> [Records to process]:
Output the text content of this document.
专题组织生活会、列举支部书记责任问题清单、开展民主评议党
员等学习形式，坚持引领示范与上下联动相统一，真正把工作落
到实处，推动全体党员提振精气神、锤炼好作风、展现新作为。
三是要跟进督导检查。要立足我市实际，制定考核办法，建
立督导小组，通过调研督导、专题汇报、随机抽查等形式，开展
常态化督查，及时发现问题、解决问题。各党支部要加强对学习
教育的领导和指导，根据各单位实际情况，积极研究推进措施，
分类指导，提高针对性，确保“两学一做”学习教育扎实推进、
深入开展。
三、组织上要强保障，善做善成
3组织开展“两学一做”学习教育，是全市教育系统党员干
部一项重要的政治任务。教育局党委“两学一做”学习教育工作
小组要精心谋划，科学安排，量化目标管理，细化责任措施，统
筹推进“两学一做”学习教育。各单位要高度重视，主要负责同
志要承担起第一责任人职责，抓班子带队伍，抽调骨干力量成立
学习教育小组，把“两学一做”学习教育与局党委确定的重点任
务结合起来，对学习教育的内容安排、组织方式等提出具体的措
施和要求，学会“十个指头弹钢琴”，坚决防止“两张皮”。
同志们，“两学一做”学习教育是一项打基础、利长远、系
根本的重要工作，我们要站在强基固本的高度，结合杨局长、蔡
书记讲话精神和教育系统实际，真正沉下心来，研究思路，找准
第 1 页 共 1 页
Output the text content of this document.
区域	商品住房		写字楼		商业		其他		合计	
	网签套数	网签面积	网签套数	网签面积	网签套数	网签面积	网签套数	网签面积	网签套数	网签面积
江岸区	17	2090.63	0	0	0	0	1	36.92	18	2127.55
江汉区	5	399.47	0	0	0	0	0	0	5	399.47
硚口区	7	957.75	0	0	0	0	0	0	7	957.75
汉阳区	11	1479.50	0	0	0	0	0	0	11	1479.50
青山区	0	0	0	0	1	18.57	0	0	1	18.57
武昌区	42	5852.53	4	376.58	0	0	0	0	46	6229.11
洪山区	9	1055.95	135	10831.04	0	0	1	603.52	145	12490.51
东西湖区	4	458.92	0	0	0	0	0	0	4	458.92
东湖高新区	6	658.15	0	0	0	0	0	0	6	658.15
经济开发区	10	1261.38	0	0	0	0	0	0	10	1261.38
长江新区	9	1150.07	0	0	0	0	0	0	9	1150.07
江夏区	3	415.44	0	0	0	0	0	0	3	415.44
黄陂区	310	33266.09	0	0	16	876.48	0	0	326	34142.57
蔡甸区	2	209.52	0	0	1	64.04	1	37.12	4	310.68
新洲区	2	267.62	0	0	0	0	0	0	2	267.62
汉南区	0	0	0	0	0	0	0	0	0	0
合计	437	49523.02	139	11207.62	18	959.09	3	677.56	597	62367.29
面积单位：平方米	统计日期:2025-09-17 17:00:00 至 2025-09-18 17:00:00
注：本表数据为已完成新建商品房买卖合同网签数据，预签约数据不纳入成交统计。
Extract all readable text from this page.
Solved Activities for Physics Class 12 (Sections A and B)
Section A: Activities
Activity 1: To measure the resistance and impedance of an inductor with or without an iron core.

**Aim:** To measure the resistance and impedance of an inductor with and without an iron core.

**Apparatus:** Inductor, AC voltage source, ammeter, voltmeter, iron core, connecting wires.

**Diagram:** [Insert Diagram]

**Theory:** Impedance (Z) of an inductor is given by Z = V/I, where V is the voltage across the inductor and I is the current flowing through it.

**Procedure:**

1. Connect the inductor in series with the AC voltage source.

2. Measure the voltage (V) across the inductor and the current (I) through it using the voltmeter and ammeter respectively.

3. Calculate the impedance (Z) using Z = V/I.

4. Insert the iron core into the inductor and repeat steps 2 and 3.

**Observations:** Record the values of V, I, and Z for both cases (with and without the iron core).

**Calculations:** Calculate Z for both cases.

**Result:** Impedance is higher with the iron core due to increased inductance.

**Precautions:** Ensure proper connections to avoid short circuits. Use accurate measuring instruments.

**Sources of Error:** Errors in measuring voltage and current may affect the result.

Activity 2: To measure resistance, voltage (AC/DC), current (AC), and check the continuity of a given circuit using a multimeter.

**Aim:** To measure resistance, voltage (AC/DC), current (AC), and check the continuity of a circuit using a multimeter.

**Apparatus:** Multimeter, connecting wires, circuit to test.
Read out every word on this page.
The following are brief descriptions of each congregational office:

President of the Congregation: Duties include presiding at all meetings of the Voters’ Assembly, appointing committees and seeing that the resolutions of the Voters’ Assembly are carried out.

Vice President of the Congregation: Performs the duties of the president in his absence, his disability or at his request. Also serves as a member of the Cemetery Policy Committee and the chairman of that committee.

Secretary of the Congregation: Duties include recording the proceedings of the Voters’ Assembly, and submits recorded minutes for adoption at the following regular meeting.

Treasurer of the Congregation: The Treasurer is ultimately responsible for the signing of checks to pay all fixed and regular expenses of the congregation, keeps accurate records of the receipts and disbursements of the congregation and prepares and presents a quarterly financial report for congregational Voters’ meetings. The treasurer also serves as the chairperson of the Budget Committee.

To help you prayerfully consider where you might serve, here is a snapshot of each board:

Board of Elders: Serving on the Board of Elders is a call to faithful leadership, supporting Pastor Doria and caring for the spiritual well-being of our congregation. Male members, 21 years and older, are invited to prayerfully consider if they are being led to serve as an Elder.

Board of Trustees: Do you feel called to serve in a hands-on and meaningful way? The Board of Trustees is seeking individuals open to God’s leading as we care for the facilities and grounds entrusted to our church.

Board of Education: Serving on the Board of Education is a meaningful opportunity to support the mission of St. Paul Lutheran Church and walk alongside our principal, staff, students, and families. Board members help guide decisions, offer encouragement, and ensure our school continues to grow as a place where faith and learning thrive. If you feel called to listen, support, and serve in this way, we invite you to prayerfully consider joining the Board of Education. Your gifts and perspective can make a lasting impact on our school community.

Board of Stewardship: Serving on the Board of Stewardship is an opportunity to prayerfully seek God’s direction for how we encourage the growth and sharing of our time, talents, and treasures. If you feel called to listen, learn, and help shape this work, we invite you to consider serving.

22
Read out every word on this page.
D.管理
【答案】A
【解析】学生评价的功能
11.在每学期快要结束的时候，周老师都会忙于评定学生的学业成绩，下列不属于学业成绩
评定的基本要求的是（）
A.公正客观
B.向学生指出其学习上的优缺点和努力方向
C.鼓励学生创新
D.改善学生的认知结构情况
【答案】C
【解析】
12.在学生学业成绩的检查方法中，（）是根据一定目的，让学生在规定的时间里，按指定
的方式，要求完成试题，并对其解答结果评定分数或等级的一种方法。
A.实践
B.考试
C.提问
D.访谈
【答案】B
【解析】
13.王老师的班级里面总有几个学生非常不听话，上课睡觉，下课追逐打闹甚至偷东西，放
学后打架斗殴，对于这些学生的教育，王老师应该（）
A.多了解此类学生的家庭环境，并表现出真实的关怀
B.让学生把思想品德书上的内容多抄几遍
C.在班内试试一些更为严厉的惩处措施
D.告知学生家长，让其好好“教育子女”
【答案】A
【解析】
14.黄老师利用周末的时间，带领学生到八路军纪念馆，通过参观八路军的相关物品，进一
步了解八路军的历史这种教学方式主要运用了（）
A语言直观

> [Objective]:
Copy each line that holds the word "across".

> [Answer for the task]:
**Theory:** Impedance (Z) of an inductor is given by Z = V/I, where V is the voltage across the inductor and I is the current flowing through it.
2. Measure the voltage (V) across the inductor and the current (I) through it using the voltmeter and ammeter respectively.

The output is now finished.